# Task statement
Pick out each line containing the string "equivalentiepunt" and copy it.

# Exercise inputs

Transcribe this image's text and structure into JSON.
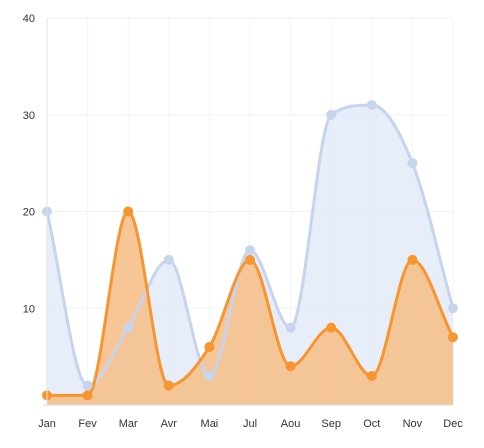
{
  "chart_data": {
    "type": "area",
    "categories": [
      "Jan",
      "Fev",
      "Mar",
      "Avr",
      "Mai",
      "Jul",
      "Aou",
      "Sep",
      "Oct",
      "Nov",
      "Dec"
    ],
    "series": [
      {
        "values": [
          20,
          2,
          8,
          15,
          3,
          16,
          8,
          30,
          31,
          25,
          10
        ],
        "color": "#c6d4ee",
        "fill": "#e1e8f7"
      },
      {
        "values": [
          1,
          1,
          20,
          2,
          6,
          15,
          4,
          8,
          3,
          15,
          7
        ],
        "color": "#f7952f",
        "fill": "#f5c08c"
      }
    ],
    "title": "",
    "xlabel": "",
    "ylabel": "",
    "ylim": [
      0,
      40
    ],
    "yticks": [
      10,
      20,
      30,
      40
    ],
    "grid": true,
    "legend": "none"
  }
}
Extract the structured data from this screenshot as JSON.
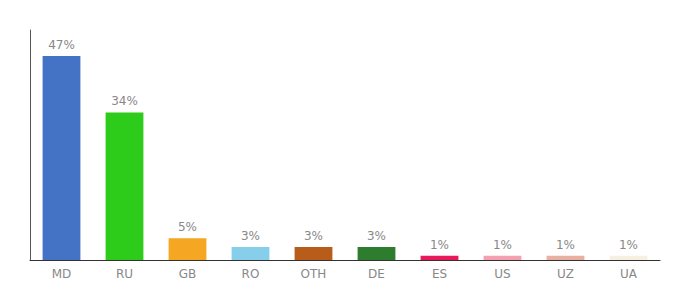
{
  "chart_data": {
    "type": "bar",
    "categories": [
      "MD",
      "RU",
      "GB",
      "RO",
      "OTH",
      "DE",
      "ES",
      "US",
      "UZ",
      "UA"
    ],
    "values": [
      47,
      34,
      5,
      3,
      3,
      3,
      1,
      1,
      1,
      1
    ],
    "value_labels": [
      "47%",
      "34%",
      "5%",
      "3%",
      "3%",
      "3%",
      "1%",
      "1%",
      "1%",
      "1%"
    ],
    "colors": [
      "#4472c4",
      "#2ecc1a",
      "#f5a623",
      "#87ceeb",
      "#b85c1a",
      "#2e7d2e",
      "#e8185a",
      "#f4a0b0",
      "#e8b0a0",
      "#f5f0e0"
    ],
    "ylim": [
      0,
      53
    ],
    "data_labels": true,
    "tick_labels": "x",
    "grid": false
  }
}
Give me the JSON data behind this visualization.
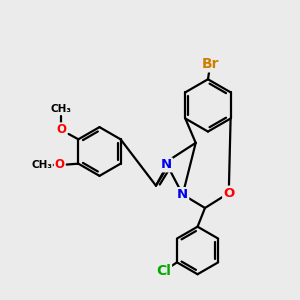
{
  "bg_color": "#ebebeb",
  "bond_color": "#000000",
  "bond_width": 1.6,
  "atom_colors": {
    "Br": "#cd7f00",
    "O": "#ff0000",
    "N": "#0000ee",
    "Cl": "#00aa00",
    "C": "#000000"
  },
  "font_size": 8.5,
  "figsize": [
    3.0,
    3.0
  ],
  "dpi": 100
}
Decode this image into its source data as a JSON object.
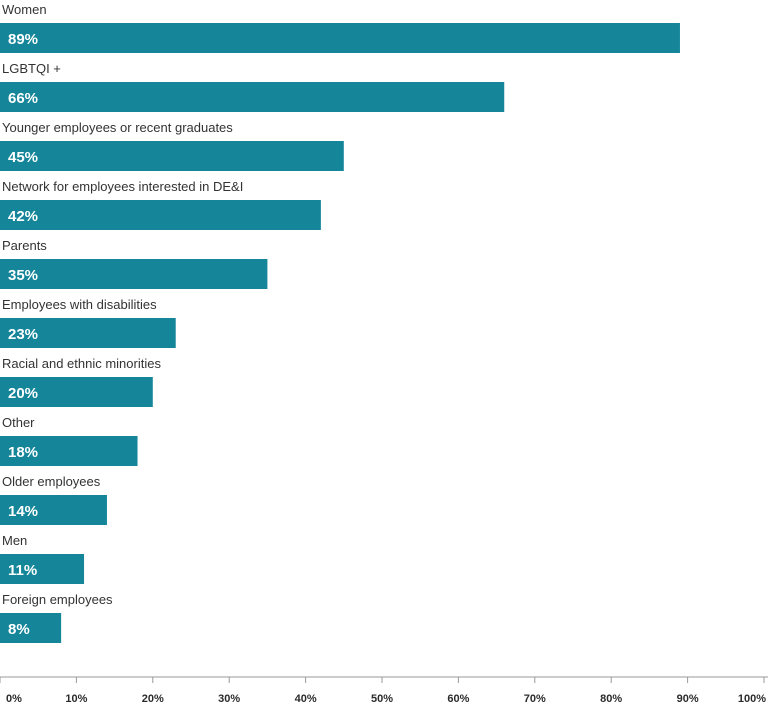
{
  "chart_data": {
    "type": "bar",
    "orientation": "horizontal",
    "categories": [
      "Women",
      "LGBTQI +",
      "Younger employees or recent graduates",
      "Network for employees interested in DE&I",
      "Parents",
      "Employees with disabilities",
      "Racial and ethnic minorities",
      "Other",
      "Older employees",
      "Men",
      "Foreign employees"
    ],
    "values": [
      89,
      66,
      45,
      42,
      35,
      23,
      20,
      18,
      14,
      11,
      8
    ],
    "value_labels": [
      "89%",
      "66%",
      "45%",
      "42%",
      "35%",
      "23%",
      "20%",
      "18%",
      "14%",
      "11%",
      "8%"
    ],
    "xlim": [
      0,
      100
    ],
    "x_ticks": [
      0,
      10,
      20,
      30,
      40,
      50,
      60,
      70,
      80,
      90,
      100
    ],
    "x_tick_labels": [
      "0%",
      "10%",
      "20%",
      "30%",
      "40%",
      "50%",
      "60%",
      "70%",
      "80%",
      "90%",
      "100%"
    ],
    "bar_color": "#15869a",
    "grid": false,
    "title": "",
    "xlabel": "",
    "ylabel": ""
  }
}
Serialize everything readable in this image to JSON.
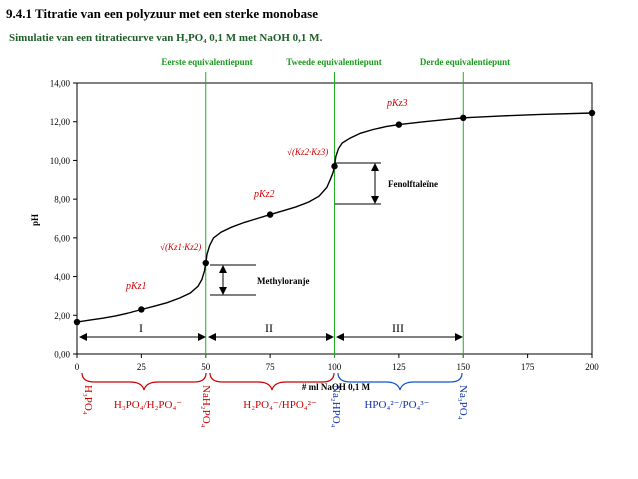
{
  "heading": "9.4.1  Titratie van een polyzuur met een sterke monobase",
  "subtitle": "Simulatie van een titratiecurve van H₃PO₄ 0,1 M met NaOH 0,1 M.",
  "eq_labels": [
    "Eerste equivalentiepunt",
    "Tweede equivalentiepunt",
    "Derde equivalentiepunt"
  ],
  "ylabel": "pH",
  "xlabel": "# ml NaOH 0,1 M",
  "regions": [
    "I",
    "II",
    "III"
  ],
  "indicators": {
    "methyl": "Methyloranje",
    "phenol": "Fenolftaleïne"
  },
  "annotations": {
    "pk1": "pKz1",
    "sqrt12": "√(Kz1·Kz2)",
    "pk2": "pKz2",
    "sqrt23": "√(Kz2·Kz3)",
    "pk3": "pKz3"
  },
  "species": {
    "h3po4": "H₃PO₄",
    "buffer1": "H₃PO₄/H₂PO₄⁻",
    "h2po4": "NaH₂PO₄",
    "buffer2": "H₂PO₄⁻/HPO₄²⁻",
    "hpo4": "Na₂HPO₄",
    "buffer3": "HPO₄²⁻/PO₄³⁻",
    "po4": "Na₃PO₄"
  },
  "colors": {
    "curve": "#000000",
    "eq_line": "#22aa22",
    "eq_text": "#1a9a1a",
    "red_brace": "#cc0000",
    "blue_brace": "#1155cc",
    "species_red": "#cc0000",
    "species_blue": "#1133aa",
    "annotation": "#cc0000"
  },
  "chart_data": {
    "type": "line",
    "xlabel": "# ml NaOH 0,1 M",
    "ylabel": "pH",
    "xlim": [
      0,
      200
    ],
    "ylim": [
      0,
      14
    ],
    "xticks": [
      "0",
      "25",
      "50",
      "75",
      "100",
      "125",
      "150",
      "175",
      "200"
    ],
    "yticks": [
      "0,00",
      "2,00",
      "4,00",
      "6,00",
      "8,00",
      "10,00",
      "12,00",
      "14,00"
    ],
    "equivalence_x": [
      50,
      100,
      150
    ],
    "markers": [
      {
        "x": 0,
        "y": 1.65
      },
      {
        "x": 25,
        "y": 2.3
      },
      {
        "x": 50,
        "y": 4.7
      },
      {
        "x": 75,
        "y": 7.2
      },
      {
        "x": 100,
        "y": 9.7
      },
      {
        "x": 125,
        "y": 11.85
      },
      {
        "x": 150,
        "y": 12.2
      },
      {
        "x": 200,
        "y": 12.45
      }
    ],
    "curve": [
      [
        0,
        1.65
      ],
      [
        5,
        1.75
      ],
      [
        10,
        1.85
      ],
      [
        15,
        1.97
      ],
      [
        20,
        2.12
      ],
      [
        25,
        2.3
      ],
      [
        30,
        2.47
      ],
      [
        35,
        2.65
      ],
      [
        40,
        2.9
      ],
      [
        44,
        3.15
      ],
      [
        47,
        3.5
      ],
      [
        48.5,
        3.85
      ],
      [
        49.5,
        4.3
      ],
      [
        50,
        4.7
      ],
      [
        50.5,
        5.15
      ],
      [
        51.5,
        5.6
      ],
      [
        53,
        6.0
      ],
      [
        56,
        6.3
      ],
      [
        60,
        6.55
      ],
      [
        65,
        6.8
      ],
      [
        70,
        7.0
      ],
      [
        75,
        7.2
      ],
      [
        80,
        7.4
      ],
      [
        85,
        7.6
      ],
      [
        90,
        7.85
      ],
      [
        94,
        8.15
      ],
      [
        97,
        8.6
      ],
      [
        98.5,
        9.05
      ],
      [
        99.5,
        9.4
      ],
      [
        100,
        9.7
      ],
      [
        100.5,
        10.2
      ],
      [
        101.5,
        10.6
      ],
      [
        103,
        10.9
      ],
      [
        106,
        11.15
      ],
      [
        110,
        11.4
      ],
      [
        115,
        11.6
      ],
      [
        120,
        11.75
      ],
      [
        125,
        11.85
      ],
      [
        135,
        12.0
      ],
      [
        150,
        12.2
      ],
      [
        165,
        12.3
      ],
      [
        180,
        12.38
      ],
      [
        200,
        12.45
      ]
    ]
  }
}
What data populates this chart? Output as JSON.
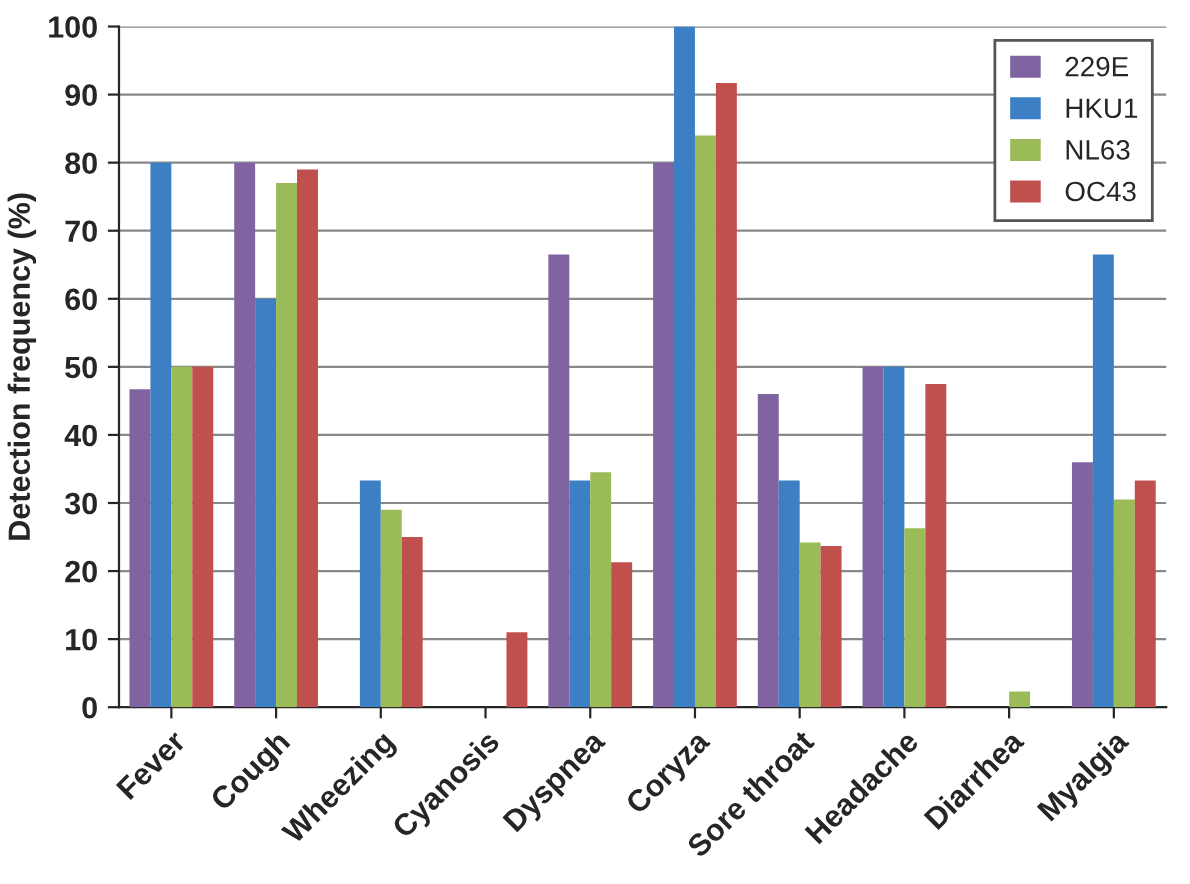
{
  "chart_data": {
    "type": "bar",
    "ylabel": "Detection frequency (%)",
    "categories": [
      "Fever",
      "Cough",
      "Wheezing",
      "Cyanosis",
      "Dyspnea",
      "Coryza",
      "Sore throat",
      "Headache",
      "Diarrhea",
      "Myalgia"
    ],
    "series": [
      {
        "name": "229E",
        "color": "#8064a2",
        "values": [
          46.7,
          80,
          0,
          0,
          66.5,
          80,
          46,
          50,
          0,
          36
        ]
      },
      {
        "name": "HKU1",
        "color": "#3d7fc4",
        "values": [
          80,
          60,
          33.3,
          0,
          33.3,
          100,
          33.3,
          50,
          0,
          66.5
        ]
      },
      {
        "name": "NL63",
        "color": "#9bbb59",
        "values": [
          50,
          77,
          29,
          0,
          34.5,
          84,
          24.2,
          26.3,
          2.3,
          30.5
        ]
      },
      {
        "name": "OC43",
        "color": "#c0504d",
        "values": [
          50,
          79,
          25,
          11,
          21.3,
          91.7,
          23.7,
          47.5,
          0,
          33.3
        ]
      }
    ],
    "ylim": [
      0,
      100
    ],
    "yticks": [
      0,
      10,
      20,
      30,
      40,
      50,
      60,
      70,
      80,
      90,
      100
    ],
    "grid": "y",
    "legend": "top right"
  }
}
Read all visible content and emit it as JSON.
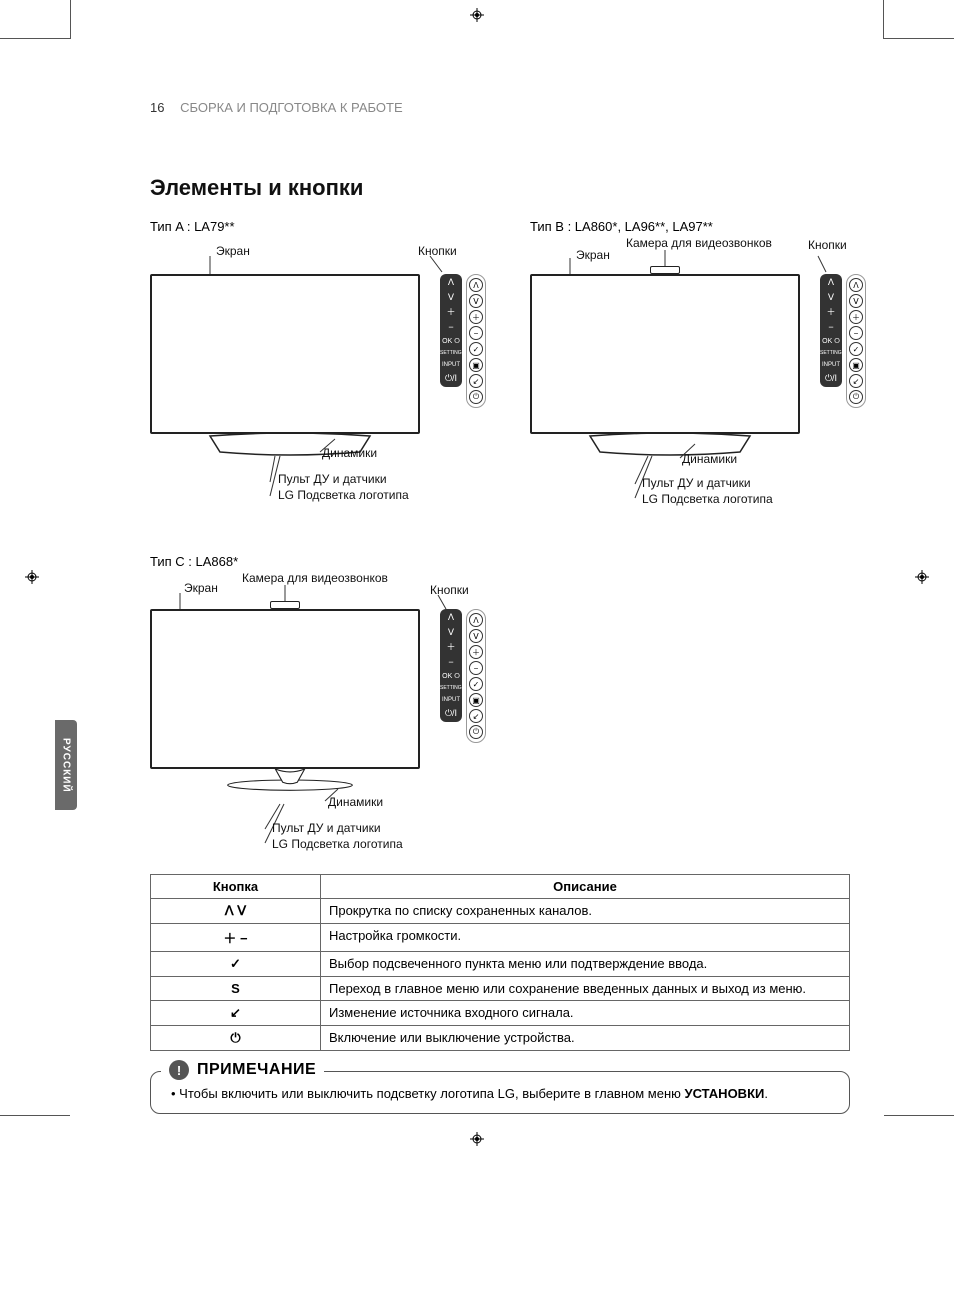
{
  "page_number": "16",
  "breadcrumb": "СБОРКА И ПОДГОТОВКА К РАБОТЕ",
  "section_title": "Элементы и кнопки",
  "language_tab": "РУССКИЙ",
  "types": {
    "a": {
      "label": "Тип A : LA79**",
      "has_camera": false
    },
    "b": {
      "label": "Тип B : LA860*, LA96**, LA97**",
      "has_camera": true
    },
    "c": {
      "label": "Тип C : LA868*",
      "has_camera": true
    }
  },
  "callouts": {
    "screen": "Экран",
    "buttons": "Кнопки",
    "camera": "Камера для видеозвонков",
    "speakers": "Динамики",
    "remote": "Пульт ДУ и датчики",
    "logo": "LG Подсветка логотипа"
  },
  "button_strip": {
    "up": "ᐱ",
    "down": "ᐯ",
    "plus": "＋",
    "minus": "−",
    "ok": "OK ⭘",
    "settings": "SETTINGS",
    "input": "INPUT",
    "power": "⏻/I"
  },
  "table": {
    "header": {
      "button": "Кнопка",
      "desc": "Описание"
    },
    "rows": [
      {
        "key": "ᐱ ᐯ",
        "desc": "Прокрутка по списку сохраненных каналов."
      },
      {
        "key": "＋ −",
        "desc": "Настройка громкости."
      },
      {
        "key": "✓",
        "desc": "Выбор подсвеченного пункта меню или подтверждение ввода."
      },
      {
        "key": "S",
        "desc": "Переход в главное меню или сохранение введенных данных и выход из меню."
      },
      {
        "key": "↙",
        "desc": "Изменение источника входного сигнала."
      },
      {
        "key": "⏻",
        "desc": "Включение или выключение устройства."
      }
    ]
  },
  "note": {
    "title": "ПРИМЕЧАНИЕ",
    "text_prefix": "Чтобы включить или выключить подсветку логотипа LG, выберите в главном меню ",
    "text_bold": "УСТАНОВКИ",
    "text_suffix": "."
  },
  "colors": {
    "text": "#111111",
    "muted": "#888888",
    "border": "#555555",
    "tab_bg": "#6a6a6a",
    "strip_bg": "#333333"
  }
}
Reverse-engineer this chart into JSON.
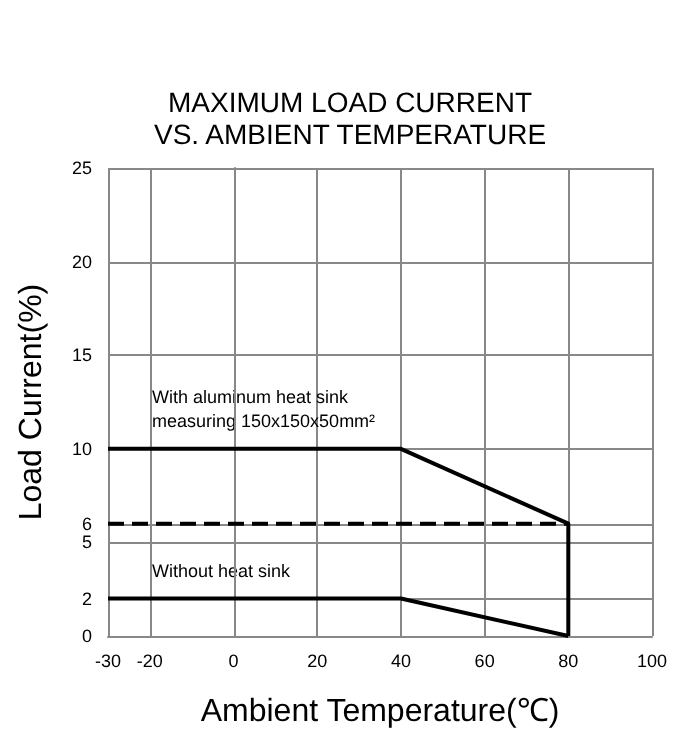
{
  "chart_data": {
    "type": "line",
    "title": "MAXIMUM LOAD CURRENT\nVS. AMBIENT TEMPERATURE",
    "xlabel": "Ambient Temperature(℃)",
    "ylabel": "Load Current(%)",
    "series": [
      {
        "color": "#000000",
        "x": [
          -30,
          40,
          80,
          80
        ],
        "values": [
          10,
          10,
          6,
          0
        ]
      },
      {
        "color": "#000000",
        "x": [
          -30,
          40,
          80
        ],
        "values": [
          2,
          2,
          0
        ]
      },
      {
        "color": "#000000",
        "x": [
          -30,
          80
        ],
        "values": [
          6,
          6
        ],
        "line_style": "dashed"
      }
    ],
    "annotations": [
      "With aluminum heat sink\nmeasuring 150x150x50mm²",
      "Without heat sink"
    ],
    "xlim": [
      -30,
      100
    ],
    "xticks": [
      -30,
      -20,
      0,
      20,
      40,
      60,
      80,
      100
    ],
    "ylim": [
      0,
      25
    ],
    "yticks": [
      0,
      2,
      5,
      6,
      10,
      15,
      20,
      25
    ],
    "grid": true,
    "marker": "none",
    "line_style": "solid"
  }
}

# Solution to the problem
    "Eerste equivalentiepunt",
    "Tweede equivalentiepunt",
    "Derde equivalentiepunt"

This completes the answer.